Reproduce all of the entries below, changing "Stabilization" to "Motion Compensation" wherever it occurs and leaving everything else as it is.
— BEGIN MATERIAL PROVIDED —
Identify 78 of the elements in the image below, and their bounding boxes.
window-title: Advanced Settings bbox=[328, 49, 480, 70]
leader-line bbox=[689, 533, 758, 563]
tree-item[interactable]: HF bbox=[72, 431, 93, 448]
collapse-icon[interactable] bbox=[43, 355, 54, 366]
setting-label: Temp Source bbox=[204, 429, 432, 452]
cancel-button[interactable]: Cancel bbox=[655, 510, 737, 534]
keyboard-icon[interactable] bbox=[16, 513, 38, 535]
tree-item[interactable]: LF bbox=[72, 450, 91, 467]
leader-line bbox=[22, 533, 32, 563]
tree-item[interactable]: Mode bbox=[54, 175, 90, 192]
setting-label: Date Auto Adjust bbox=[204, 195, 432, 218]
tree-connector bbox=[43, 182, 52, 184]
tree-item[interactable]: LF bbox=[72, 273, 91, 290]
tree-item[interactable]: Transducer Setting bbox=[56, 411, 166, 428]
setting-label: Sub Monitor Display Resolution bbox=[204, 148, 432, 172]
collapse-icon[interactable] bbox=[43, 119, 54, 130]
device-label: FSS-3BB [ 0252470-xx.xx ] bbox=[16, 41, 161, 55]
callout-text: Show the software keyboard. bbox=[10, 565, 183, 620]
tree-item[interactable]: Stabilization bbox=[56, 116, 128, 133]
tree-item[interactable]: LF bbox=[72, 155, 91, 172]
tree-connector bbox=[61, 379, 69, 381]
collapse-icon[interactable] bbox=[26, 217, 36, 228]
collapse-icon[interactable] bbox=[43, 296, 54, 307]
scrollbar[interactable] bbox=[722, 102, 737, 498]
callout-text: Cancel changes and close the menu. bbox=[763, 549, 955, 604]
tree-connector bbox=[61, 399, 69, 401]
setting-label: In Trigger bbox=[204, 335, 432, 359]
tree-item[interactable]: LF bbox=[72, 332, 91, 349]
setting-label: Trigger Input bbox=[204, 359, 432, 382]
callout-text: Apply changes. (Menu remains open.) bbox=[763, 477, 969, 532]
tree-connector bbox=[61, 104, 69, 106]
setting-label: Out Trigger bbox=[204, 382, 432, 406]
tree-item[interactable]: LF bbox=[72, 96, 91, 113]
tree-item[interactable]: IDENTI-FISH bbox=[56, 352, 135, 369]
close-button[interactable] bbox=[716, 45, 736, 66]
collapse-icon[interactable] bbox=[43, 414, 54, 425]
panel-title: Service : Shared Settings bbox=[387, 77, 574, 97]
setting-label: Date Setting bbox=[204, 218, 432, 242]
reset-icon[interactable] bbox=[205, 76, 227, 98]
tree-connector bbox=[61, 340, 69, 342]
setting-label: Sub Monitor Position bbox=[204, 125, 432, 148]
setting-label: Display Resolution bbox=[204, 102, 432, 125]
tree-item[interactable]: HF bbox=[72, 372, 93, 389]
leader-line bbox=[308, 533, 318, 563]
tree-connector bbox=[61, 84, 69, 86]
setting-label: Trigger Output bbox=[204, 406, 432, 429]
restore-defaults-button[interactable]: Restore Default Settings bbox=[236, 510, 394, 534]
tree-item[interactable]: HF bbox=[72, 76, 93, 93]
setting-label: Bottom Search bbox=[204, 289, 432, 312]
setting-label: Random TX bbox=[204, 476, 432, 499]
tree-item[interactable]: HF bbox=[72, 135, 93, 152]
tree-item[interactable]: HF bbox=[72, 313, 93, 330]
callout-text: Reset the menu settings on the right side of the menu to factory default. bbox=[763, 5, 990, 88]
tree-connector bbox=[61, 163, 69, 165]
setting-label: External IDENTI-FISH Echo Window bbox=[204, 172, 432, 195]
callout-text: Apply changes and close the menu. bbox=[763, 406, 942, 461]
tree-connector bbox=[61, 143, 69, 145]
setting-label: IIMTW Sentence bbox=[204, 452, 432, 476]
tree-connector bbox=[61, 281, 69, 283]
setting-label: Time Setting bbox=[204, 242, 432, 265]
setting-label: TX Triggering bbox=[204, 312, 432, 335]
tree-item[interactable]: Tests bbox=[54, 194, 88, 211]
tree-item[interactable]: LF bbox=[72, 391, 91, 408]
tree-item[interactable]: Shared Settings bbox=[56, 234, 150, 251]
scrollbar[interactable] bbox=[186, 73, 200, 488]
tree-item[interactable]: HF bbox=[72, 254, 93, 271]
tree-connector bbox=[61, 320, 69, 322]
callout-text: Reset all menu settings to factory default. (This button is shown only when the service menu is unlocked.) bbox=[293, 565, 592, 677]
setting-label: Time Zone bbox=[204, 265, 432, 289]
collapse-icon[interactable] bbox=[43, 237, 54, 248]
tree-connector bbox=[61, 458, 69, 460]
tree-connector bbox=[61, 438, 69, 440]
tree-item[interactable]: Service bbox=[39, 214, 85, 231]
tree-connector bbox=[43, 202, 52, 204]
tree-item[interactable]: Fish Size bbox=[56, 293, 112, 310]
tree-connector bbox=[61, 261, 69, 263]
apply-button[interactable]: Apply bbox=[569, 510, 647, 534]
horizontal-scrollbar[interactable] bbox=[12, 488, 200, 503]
— END MATERIAL PROVIDED —
_FINAL ANSWER_
Identify 78 of the elements in the image below, and their bounding boxes.
window-title: Advanced Settings bbox=[328, 49, 480, 70]
leader-line bbox=[689, 533, 758, 563]
tree-item[interactable]: HF bbox=[72, 431, 93, 448]
collapse-icon[interactable] bbox=[43, 355, 54, 366]
setting-label: Temp Source bbox=[204, 429, 432, 452]
cancel-button[interactable]: Cancel bbox=[655, 510, 737, 534]
keyboard-icon[interactable] bbox=[16, 513, 38, 535]
tree-item[interactable]: LF bbox=[72, 450, 91, 467]
leader-line bbox=[22, 533, 32, 563]
tree-item[interactable]: Mode bbox=[54, 175, 90, 192]
setting-label: Date Auto Adjust bbox=[204, 195, 432, 218]
tree-connector bbox=[43, 182, 52, 184]
tree-item[interactable]: LF bbox=[72, 273, 91, 290]
tree-item[interactable]: Transducer Setting bbox=[56, 411, 166, 428]
setting-label: Sub Monitor Display Resolution bbox=[204, 148, 432, 172]
collapse-icon[interactable] bbox=[43, 119, 54, 130]
device-label: FSS-3BB [ 0252470-xx.xx ] bbox=[16, 41, 161, 55]
callout-text: Show the software keyboard. bbox=[10, 565, 183, 620]
tree-item[interactable]: Motion Compensation bbox=[56, 116, 128, 133]
tree-item[interactable]: LF bbox=[72, 155, 91, 172]
tree-connector bbox=[61, 379, 69, 381]
collapse-icon[interactable] bbox=[26, 217, 36, 228]
collapse-icon[interactable] bbox=[43, 296, 54, 307]
scrollbar[interactable] bbox=[722, 102, 737, 498]
callout-text: Cancel changes and close the menu. bbox=[763, 549, 955, 604]
tree-connector bbox=[61, 399, 69, 401]
setting-label: In Trigger bbox=[204, 335, 432, 359]
tree-item[interactable]: LF bbox=[72, 332, 91, 349]
setting-label: Trigger Input bbox=[204, 359, 432, 382]
callout-text: Apply changes. (Menu remains open.) bbox=[763, 477, 969, 532]
tree-connector bbox=[61, 104, 69, 106]
setting-label: Out Trigger bbox=[204, 382, 432, 406]
tree-item[interactable]: LF bbox=[72, 96, 91, 113]
tree-item[interactable]: IDENTI-FISH bbox=[56, 352, 135, 369]
close-button[interactable] bbox=[716, 45, 736, 66]
collapse-icon[interactable] bbox=[43, 414, 54, 425]
panel-title: Service : Shared Settings bbox=[387, 77, 574, 97]
setting-label: Date Setting bbox=[204, 218, 432, 242]
reset-icon[interactable] bbox=[205, 76, 227, 98]
tree-connector bbox=[61, 340, 69, 342]
setting-label: Sub Monitor Position bbox=[204, 125, 432, 148]
setting-label: Display Resolution bbox=[204, 102, 432, 125]
tree-item[interactable]: HF bbox=[72, 372, 93, 389]
leader-line bbox=[308, 533, 318, 563]
tree-connector bbox=[61, 84, 69, 86]
setting-label: Trigger Output bbox=[204, 406, 432, 429]
restore-defaults-button[interactable]: Restore Default Settings bbox=[236, 510, 394, 534]
tree-item[interactable]: HF bbox=[72, 76, 93, 93]
setting-label: Bottom Search bbox=[204, 289, 432, 312]
setting-label: Random TX bbox=[204, 476, 432, 499]
tree-item[interactable]: HF bbox=[72, 135, 93, 152]
tree-item[interactable]: HF bbox=[72, 313, 93, 330]
callout-text: Reset the menu settings on the right side of the menu to factory default. bbox=[763, 5, 990, 88]
tree-connector bbox=[61, 163, 69, 165]
setting-label: External IDENTI-FISH Echo Window bbox=[204, 172, 432, 195]
callout-text: Apply changes and close the menu. bbox=[763, 406, 942, 461]
tree-connector bbox=[61, 143, 69, 145]
setting-label: IIMTW Sentence bbox=[204, 452, 432, 476]
tree-connector bbox=[61, 281, 69, 283]
setting-label: Time Setting bbox=[204, 242, 432, 265]
setting-label: TX Triggering bbox=[204, 312, 432, 335]
tree-item[interactable]: Tests bbox=[54, 194, 88, 211]
tree-item[interactable]: LF bbox=[72, 391, 91, 408]
tree-item[interactable]: Shared Settings bbox=[56, 234, 150, 251]
scrollbar[interactable] bbox=[186, 73, 200, 488]
tree-item[interactable]: HF bbox=[72, 254, 93, 271]
tree-connector bbox=[61, 320, 69, 322]
callout-text: Reset all menu settings to factory default. (This button is shown only when the service menu is unlocked.) bbox=[293, 565, 592, 677]
setting-label: Time Zone bbox=[204, 265, 432, 289]
collapse-icon[interactable] bbox=[43, 237, 54, 248]
tree-connector bbox=[61, 458, 69, 460]
tree-connector bbox=[61, 438, 69, 440]
tree-item[interactable]: Service bbox=[39, 214, 85, 231]
tree-connector bbox=[43, 202, 52, 204]
tree-item[interactable]: Fish Size bbox=[56, 293, 112, 310]
tree-connector bbox=[61, 261, 69, 263]
apply-button[interactable]: Apply bbox=[569, 510, 647, 534]
horizontal-scrollbar[interactable] bbox=[12, 488, 200, 503]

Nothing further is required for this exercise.